STATED EXERCISE>
Reproduce the material exactly, omitting nothing.

DATASET EXTRACT>
--- Start ---

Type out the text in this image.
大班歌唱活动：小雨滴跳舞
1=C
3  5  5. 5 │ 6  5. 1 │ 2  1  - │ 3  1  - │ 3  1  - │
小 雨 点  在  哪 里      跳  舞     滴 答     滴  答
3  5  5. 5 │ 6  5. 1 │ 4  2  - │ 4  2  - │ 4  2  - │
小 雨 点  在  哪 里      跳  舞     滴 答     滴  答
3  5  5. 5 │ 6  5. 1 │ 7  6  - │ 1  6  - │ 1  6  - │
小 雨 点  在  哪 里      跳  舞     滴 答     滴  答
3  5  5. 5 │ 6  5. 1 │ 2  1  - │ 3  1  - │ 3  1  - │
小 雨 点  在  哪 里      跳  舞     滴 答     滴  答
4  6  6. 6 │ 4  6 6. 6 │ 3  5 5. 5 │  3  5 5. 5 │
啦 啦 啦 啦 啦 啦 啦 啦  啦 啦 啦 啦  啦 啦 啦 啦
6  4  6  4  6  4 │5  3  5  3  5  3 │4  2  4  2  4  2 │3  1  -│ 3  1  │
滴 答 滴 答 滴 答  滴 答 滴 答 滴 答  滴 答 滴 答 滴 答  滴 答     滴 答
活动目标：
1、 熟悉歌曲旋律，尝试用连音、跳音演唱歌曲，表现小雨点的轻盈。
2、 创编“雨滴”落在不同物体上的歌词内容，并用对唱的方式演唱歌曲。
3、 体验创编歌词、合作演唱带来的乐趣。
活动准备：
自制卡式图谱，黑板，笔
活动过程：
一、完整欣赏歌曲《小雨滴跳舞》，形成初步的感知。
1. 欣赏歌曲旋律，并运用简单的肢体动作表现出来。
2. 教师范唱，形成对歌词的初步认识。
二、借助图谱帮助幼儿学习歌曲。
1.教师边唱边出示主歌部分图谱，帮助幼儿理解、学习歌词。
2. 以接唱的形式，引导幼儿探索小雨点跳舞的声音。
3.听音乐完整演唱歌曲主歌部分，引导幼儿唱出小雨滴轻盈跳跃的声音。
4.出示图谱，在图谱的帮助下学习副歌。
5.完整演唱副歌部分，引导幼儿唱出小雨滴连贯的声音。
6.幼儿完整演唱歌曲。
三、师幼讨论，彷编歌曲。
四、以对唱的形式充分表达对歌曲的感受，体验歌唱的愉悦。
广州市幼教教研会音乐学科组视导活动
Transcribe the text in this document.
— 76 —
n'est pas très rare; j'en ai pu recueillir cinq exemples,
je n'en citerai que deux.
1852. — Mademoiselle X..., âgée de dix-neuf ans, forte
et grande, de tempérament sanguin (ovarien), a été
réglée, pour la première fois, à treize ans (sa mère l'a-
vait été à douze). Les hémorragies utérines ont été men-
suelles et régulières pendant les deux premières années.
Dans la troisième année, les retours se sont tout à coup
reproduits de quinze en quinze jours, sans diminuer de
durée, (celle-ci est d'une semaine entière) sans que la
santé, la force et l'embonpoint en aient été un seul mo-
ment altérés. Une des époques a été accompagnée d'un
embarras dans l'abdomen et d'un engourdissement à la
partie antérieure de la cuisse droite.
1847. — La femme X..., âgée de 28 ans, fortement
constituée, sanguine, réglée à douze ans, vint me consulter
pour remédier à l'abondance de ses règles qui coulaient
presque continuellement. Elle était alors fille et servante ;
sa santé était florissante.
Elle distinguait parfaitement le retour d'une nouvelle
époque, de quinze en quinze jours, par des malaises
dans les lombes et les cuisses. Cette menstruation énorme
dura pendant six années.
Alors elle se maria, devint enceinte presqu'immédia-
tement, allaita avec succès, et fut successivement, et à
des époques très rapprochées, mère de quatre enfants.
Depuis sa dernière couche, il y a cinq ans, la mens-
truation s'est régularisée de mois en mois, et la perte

--- End ---

REPLY TO THE EXERCISE>
Type out the text in this image.
大班歌唱活动：小雨滴跳舞
1=C
3  5  5. 5 │ 6  5. 1 │ 2  1  - │ 3  1  - │ 3  1  - │
小 雨 点  在  哪 里      跳  舞     滴 答     滴  答
3  5  5. 5 │ 6  5. 1 │ 4  2  - │ 4  2  - │ 4  2  - │
小 雨 点  在  哪 里      跳  舞     滴 答     滴  答
3  5  5. 5 │ 6  5. 1 │ 7  6  - │ 1  6  - │ 1  6  - │
小 雨 点  在  哪 里      跳  舞     滴 答     滴  答
3  5  5. 5 │ 6  5. 1 │ 2  1  - │ 3  1  - │ 3  1  - │
小 雨 点  在  哪 里      跳  舞     滴 答     滴  答
4  6  6. 6 │ 4  6 6. 6 │ 3  5 5. 5 │  3  5 5. 5 │
啦 啦 啦 啦 啦 啦 啦 啦  啦 啦 啦 啦  啦 啦 啦 啦
6  4  6  4  6  4 │5  3  5  3  5  3 │4  2  4  2  4  2 │3  1  -│ 3  1  │
滴 答 滴 答 滴 答  滴 答 滴 答 滴 答  滴 答 滴 答 滴 答  滴 答     滴 答
活动目标：
1、 熟悉歌曲旋律，尝试用连音、跳音演唱歌曲，表现小雨点的轻盈。
2、 创编“雨滴”落在不同物体上的歌词内容，并用对唱的方式演唱歌曲。
3、 体验创编歌词、合作演唱带来的乐趣。
活动准备：
自制卡式图谱，黑板，笔
活动过程：
一、完整欣赏歌曲《小雨滴跳舞》，形成初步的感知。
1. 欣赏歌曲旋律，并运用简单的肢体动作表现出来。
2. 教师范唱，形成对歌词的初步认识。
二、借助图谱帮助幼儿学习歌曲。
1.教师边唱边出示主歌部分图谱，帮助幼儿理解、学习歌词。
2. 以接唱的形式，引导幼儿探索小雨点跳舞的声音。
3.听音乐完整演唱歌曲主歌部分，引导幼儿唱出小雨滴轻盈跳跃的声音。
4.出示图谱，在图谱的帮助下学习副歌。
5.完整演唱副歌部分，引导幼儿唱出小雨滴连贯的声音。
6.幼儿完整演唱歌曲。
三、师幼讨论，彷编歌曲。
四、以对唱的形式充分表达对歌曲的感受，体验歌唱的愉悦。
广州市幼教教研会音乐学科组视导活动
Transcribe the text in this document.
— 76 —
n'est pas très rare; j'en ai pu recueillir cinq exemples,
je n'en citerai que deux.
1852. — Mademoiselle X..., âgée de dix-neuf ans, forte
et grande, de tempérament sanguin (ovarien), a été
réglée, pour la première fois, à treize ans (sa mère l'a-
vait été à douze). Les hémorragies utérines ont été men-
suelles et régulières pendant les deux premières années.
Dans la troisième année, les retours se sont tout à coup
reproduits de quinze en quinze jours, sans diminuer de
durée, (celle-ci est d'une semaine entière) sans que la
santé, la force et l'embonpoint en aient été un seul mo-
ment altérés. Une des époques a été accompagnée d'un
embarras dans l'abdomen et d'un engourdissement à la
partie antérieure de la cuisse droite.
1847. — La femme X..., âgée de 28 ans, fortement
constituée, sanguine, réglée à douze ans, vint me consulter
pour remédier à l'abondance de ses règles qui coulaient
presque continuellement. Elle était alors fille et servante ;
sa santé était florissante.
Elle distinguait parfaitement le retour d'une nouvelle
époque, de quinze en quinze jours, par des malaises
dans les lombes et les cuisses. Cette menstruation énorme
dura pendant six années.
Alors elle se maria, devint enceinte presqu'immédia-
tement, allaita avec succès, et fut successivement, et à
des époques très rapprochées, mère de quatre enfants.
Depuis sa dernière couche, il y a cinq ans, la mens-
truation s'est régularisée de mois en mois, et la perte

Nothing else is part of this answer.